* [Task description] Look for the string "like" in every line, and copy each line that has it.

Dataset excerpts
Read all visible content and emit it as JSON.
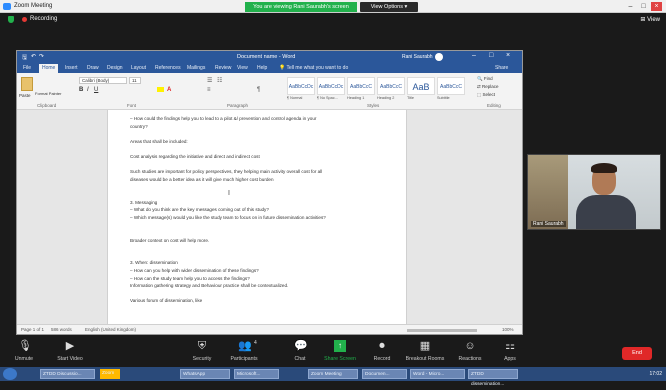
{
  "zoom_window": {
    "title": "Zoom Meeting",
    "share_banner": "You are viewing Rani Saurabh's screen",
    "view_options": "View Options"
  },
  "topbar": {
    "recording": "Recording",
    "view": "View"
  },
  "word": {
    "title": "Document name - Word",
    "user": "Rani Saurabh",
    "tabs": [
      "File",
      "Home",
      "Insert",
      "Draw",
      "Design",
      "Layout",
      "References",
      "Mailings",
      "Review",
      "View",
      "Help"
    ],
    "tell_me": "Tell me what you want to do",
    "share": "Share",
    "ribbon_groups": [
      "Clipboard",
      "Font",
      "Paragraph",
      "Styles",
      "Editing"
    ],
    "paste_label": "Paste",
    "format_painter": "Format Painter",
    "font_name": "Calibri (Body)",
    "font_size": "11",
    "styles": [
      "AaBbCcDc",
      "AaBbCcDc",
      "AaBbCcC",
      "AaBbCcC",
      "AaB",
      "AaBbCcC"
    ],
    "style_names": [
      "¶ Normal",
      "¶ No Spac...",
      "Heading 1",
      "Heading 2",
      "Title",
      "Subtitle"
    ],
    "editing": [
      "Find",
      "Replace",
      "Select"
    ]
  },
  "document_lines": [
    "– How could the findings help you to lead to a pilot  &/ prevention and control agenda in your",
    "country?",
    "",
    "Areas that shall be included:",
    "",
    "Cost analysis regarding the initiative and direct and indirect cost",
    "",
    "Such studies are important for policy perspectives, they helping main activity overall cost for all",
    "diseases would be a better idea as it will give much higher cost burden",
    "",
    "",
    "3. Messaging",
    "– What do you think are the key messages coming out of this study?",
    "– Which message(s) would you like the study team to focus on in future dissemination activities?",
    "",
    "",
    "Broader context on cost will help more.",
    "",
    "",
    "3. When: dissemination",
    "– How can you help with wider dissemination of these findings?",
    "– How can the study team help you to access the findings?",
    "Information gathering strategy and Behaviour practice shall be contextualized.",
    "",
    "Various forum of dissemination, like"
  ],
  "statusbar": {
    "page": "Page 1 of 1",
    "words": "586 words",
    "language": "English (United Kingdom)",
    "zoom": "100%"
  },
  "video": {
    "participant": "Rani Saurabh"
  },
  "toolbar": {
    "unmute": "Unmute",
    "start_video": "Start Video",
    "security": "Security",
    "participants": "Participants",
    "participants_count": "4",
    "chat": "Chat",
    "share_screen": "Share Screen",
    "record": "Record",
    "breakout": "Breakout Rooms",
    "reactions": "Reactions",
    "apps": "Apps",
    "end": "End"
  },
  "taskbar": {
    "items": [
      "ZTDD Discussio...",
      "Zoom",
      "Zoom Meeting",
      "Microsoft...",
      "Documen...",
      "Word - Micro...",
      "WhatsApp",
      "3 - Microsoft...",
      "ZTDD dissemination..."
    ],
    "clock": "17:02"
  }
}
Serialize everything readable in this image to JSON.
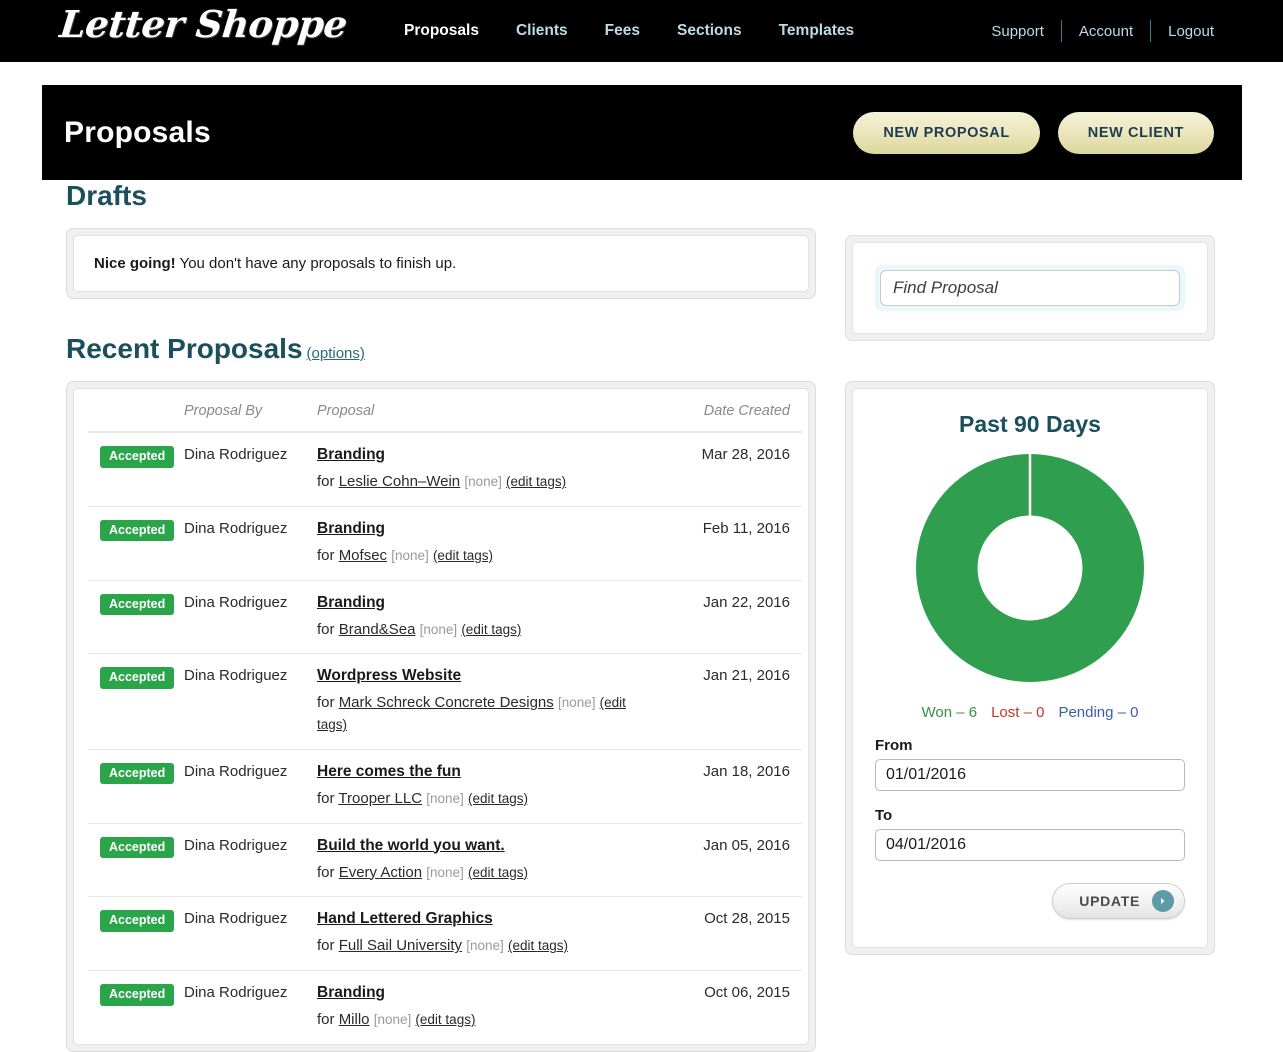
{
  "brand": {
    "logo_text": "Letter Shoppe"
  },
  "topnav": {
    "main": [
      {
        "label": "Proposals",
        "active": true
      },
      {
        "label": "Clients",
        "active": false
      },
      {
        "label": "Fees",
        "active": false
      },
      {
        "label": "Sections",
        "active": false
      },
      {
        "label": "Templates",
        "active": false
      }
    ],
    "util": [
      "Support",
      "Account",
      "Logout"
    ]
  },
  "page": {
    "title": "Proposals",
    "new_proposal_label": "NEW PROPOSAL",
    "new_client_label": "NEW CLIENT"
  },
  "drafts": {
    "heading": "Drafts",
    "notice_bold": "Nice going!",
    "notice_rest": " You don't have any proposals to finish up."
  },
  "recent": {
    "heading": "Recent Proposals",
    "options_label": "(options)",
    "columns": [
      "",
      "Proposal By",
      "Proposal",
      "Date Created"
    ],
    "rows": [
      {
        "status": "Accepted",
        "by": "Dina Rodriguez",
        "proposal": "Branding",
        "for_prefix": "for",
        "client": "Leslie Cohn–Wein",
        "tags": "[none]",
        "edit_tags": "(edit tags)",
        "date": "Mar 28, 2016"
      },
      {
        "status": "Accepted",
        "by": "Dina Rodriguez",
        "proposal": "Branding",
        "for_prefix": "for",
        "client": "Mofsec",
        "tags": "[none]",
        "edit_tags": "(edit tags)",
        "date": "Feb 11, 2016"
      },
      {
        "status": "Accepted",
        "by": "Dina Rodriguez",
        "proposal": "Branding",
        "for_prefix": "for",
        "client": "Brand&Sea",
        "tags": "[none]",
        "edit_tags": "(edit tags)",
        "date": "Jan 22, 2016"
      },
      {
        "status": "Accepted",
        "by": "Dina Rodriguez",
        "proposal": "Wordpress Website",
        "for_prefix": "for",
        "client": "Mark Schreck Concrete Designs",
        "tags": "[none]",
        "edit_tags": "(edit tags)",
        "date": "Jan 21, 2016"
      },
      {
        "status": "Accepted",
        "by": "Dina Rodriguez",
        "proposal": "Here comes the fun",
        "for_prefix": "for",
        "client": "Trooper LLC",
        "tags": "[none]",
        "edit_tags": "(edit tags)",
        "date": "Jan 18, 2016"
      },
      {
        "status": "Accepted",
        "by": "Dina Rodriguez",
        "proposal": "Build the world you want.",
        "for_prefix": "for",
        "client": "Every Action",
        "tags": "[none]",
        "edit_tags": "(edit tags)",
        "date": "Jan 05, 2016"
      },
      {
        "status": "Accepted",
        "by": "Dina Rodriguez",
        "proposal": "Hand Lettered Graphics",
        "for_prefix": "for",
        "client": "Full Sail University",
        "tags": "[none]",
        "edit_tags": "(edit tags)",
        "date": "Oct 28, 2015"
      },
      {
        "status": "Accepted",
        "by": "Dina Rodriguez",
        "proposal": "Branding",
        "for_prefix": "for",
        "client": "Millo",
        "tags": "[none]",
        "edit_tags": "(edit tags)",
        "date": "Oct 06, 2015"
      }
    ]
  },
  "search": {
    "placeholder": "Find Proposal",
    "value": ""
  },
  "stats": {
    "title": "Past 90 Days",
    "from_label": "From",
    "from_value": "01/01/2016",
    "to_label": "To",
    "to_value": "04/01/2016",
    "update_label": "UPDATE",
    "legend": {
      "won": "Won – 6",
      "lost": "Lost – 0",
      "pending": "Pending – 0"
    }
  },
  "chart_data": {
    "type": "pie",
    "title": "Past 90 Days",
    "variant": "donut",
    "categories": [
      "Won",
      "Lost",
      "Pending"
    ],
    "values": [
      6,
      0,
      0
    ],
    "colors": [
      "#2f9e4f",
      "#c0392b",
      "#3b5fa8"
    ],
    "total": 6,
    "legend_position": "bottom",
    "inner_radius_ratio": 0.46,
    "start_angle_deg": -90,
    "grid": false,
    "xlabel": "",
    "ylabel": ""
  },
  "colors": {
    "accent_green": "#2aa54a",
    "heading_teal": "#1b4f5e",
    "nav_link": "#bcdbe8",
    "button_cream": "#ebe6bc",
    "arrow_teal": "#5f9aa8"
  }
}
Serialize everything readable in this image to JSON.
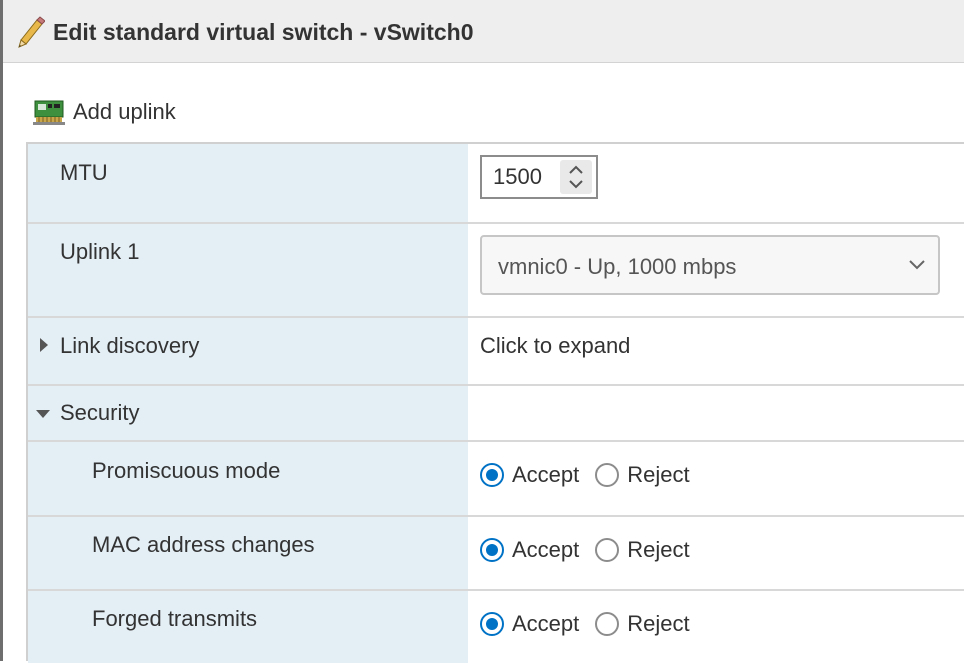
{
  "dialog": {
    "title": "Edit standard virtual switch - vSwitch0",
    "title_icon": "pencil-icon"
  },
  "toolbar": {
    "add_uplink_label": "Add uplink",
    "add_uplink_icon": "network-card-icon"
  },
  "settings": {
    "mtu": {
      "label": "MTU",
      "value": "1500"
    },
    "uplink1": {
      "label": "Uplink 1",
      "selected": "vmnic0 - Up, 1000 mbps"
    },
    "link_discovery": {
      "label": "Link discovery",
      "value": "Click to expand",
      "expanded": false
    },
    "security": {
      "label": "Security",
      "expanded": true,
      "rows": [
        {
          "label": "Promiscuous mode",
          "accept": "Accept",
          "reject": "Reject",
          "selected": "Accept"
        },
        {
          "label": "MAC address changes",
          "accept": "Accept",
          "reject": "Reject",
          "selected": "Accept"
        },
        {
          "label": "Forged transmits",
          "accept": "Accept",
          "reject": "Reject",
          "selected": "Accept"
        }
      ]
    }
  },
  "colors": {
    "label_cell_bg": "#e3eef5",
    "accent": "#0072c6",
    "titlebar_bg": "#eeeeee"
  }
}
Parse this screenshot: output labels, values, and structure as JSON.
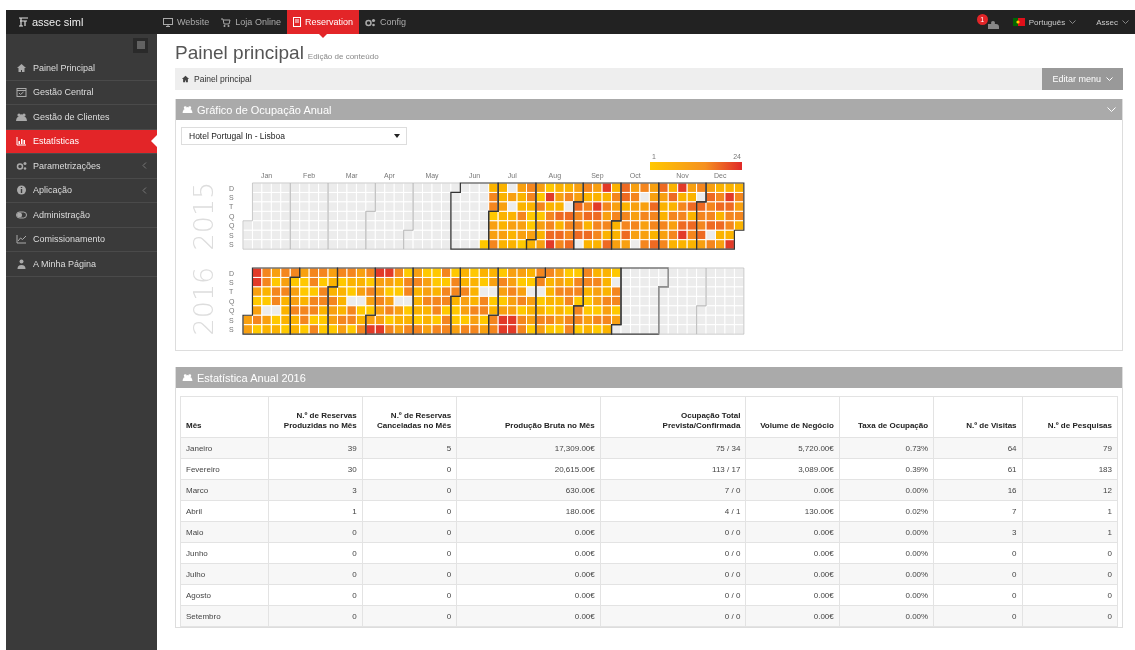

* [Written response]
    "– Which message(s) would you like the study team to focus on in future dissemination activities?",
    "Various forum of dissemination, like"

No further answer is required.